(Collection entries)
____________
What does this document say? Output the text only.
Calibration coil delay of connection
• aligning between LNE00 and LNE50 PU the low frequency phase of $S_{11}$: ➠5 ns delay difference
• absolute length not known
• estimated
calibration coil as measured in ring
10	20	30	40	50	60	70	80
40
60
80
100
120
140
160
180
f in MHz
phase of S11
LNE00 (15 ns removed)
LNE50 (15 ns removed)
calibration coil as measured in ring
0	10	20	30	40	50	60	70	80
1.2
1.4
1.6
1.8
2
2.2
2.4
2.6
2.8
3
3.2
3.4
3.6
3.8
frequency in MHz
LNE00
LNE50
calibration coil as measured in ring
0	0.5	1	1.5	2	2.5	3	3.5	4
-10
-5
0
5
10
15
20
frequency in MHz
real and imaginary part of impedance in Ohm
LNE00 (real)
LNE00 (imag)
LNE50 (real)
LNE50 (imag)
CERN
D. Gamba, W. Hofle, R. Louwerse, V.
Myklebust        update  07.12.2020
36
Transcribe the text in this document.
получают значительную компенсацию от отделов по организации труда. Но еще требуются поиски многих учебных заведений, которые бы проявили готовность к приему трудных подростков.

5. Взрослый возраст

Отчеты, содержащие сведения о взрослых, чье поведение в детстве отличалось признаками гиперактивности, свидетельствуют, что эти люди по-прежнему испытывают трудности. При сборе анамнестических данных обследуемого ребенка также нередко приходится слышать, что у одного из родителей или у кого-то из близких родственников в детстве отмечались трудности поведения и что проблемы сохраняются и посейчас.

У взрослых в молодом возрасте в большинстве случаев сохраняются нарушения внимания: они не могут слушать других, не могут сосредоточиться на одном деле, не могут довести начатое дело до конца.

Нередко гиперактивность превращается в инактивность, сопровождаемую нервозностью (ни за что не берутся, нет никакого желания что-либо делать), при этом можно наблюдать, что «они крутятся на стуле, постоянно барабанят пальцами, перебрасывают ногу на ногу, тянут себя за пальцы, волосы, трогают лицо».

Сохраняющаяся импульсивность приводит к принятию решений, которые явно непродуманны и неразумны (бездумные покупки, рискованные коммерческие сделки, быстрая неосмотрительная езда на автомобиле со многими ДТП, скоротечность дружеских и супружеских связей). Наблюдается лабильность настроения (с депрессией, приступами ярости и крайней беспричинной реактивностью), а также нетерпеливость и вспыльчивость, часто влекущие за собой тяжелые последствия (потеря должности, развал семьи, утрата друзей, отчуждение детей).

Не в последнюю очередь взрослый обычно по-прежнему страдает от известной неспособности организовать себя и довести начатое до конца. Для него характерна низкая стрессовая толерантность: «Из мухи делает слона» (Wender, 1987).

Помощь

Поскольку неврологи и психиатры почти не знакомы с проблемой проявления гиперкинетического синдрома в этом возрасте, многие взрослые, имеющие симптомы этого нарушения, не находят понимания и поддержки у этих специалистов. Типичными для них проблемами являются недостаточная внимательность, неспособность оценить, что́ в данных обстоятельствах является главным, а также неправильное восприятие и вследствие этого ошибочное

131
____________
> **REQUIREMENTS**
Copy every single line of the material above that holds "real".

> **SOLUTION**
real and imaginary part of impedance in Ohm
LNE00 (real)
LNE50 (real)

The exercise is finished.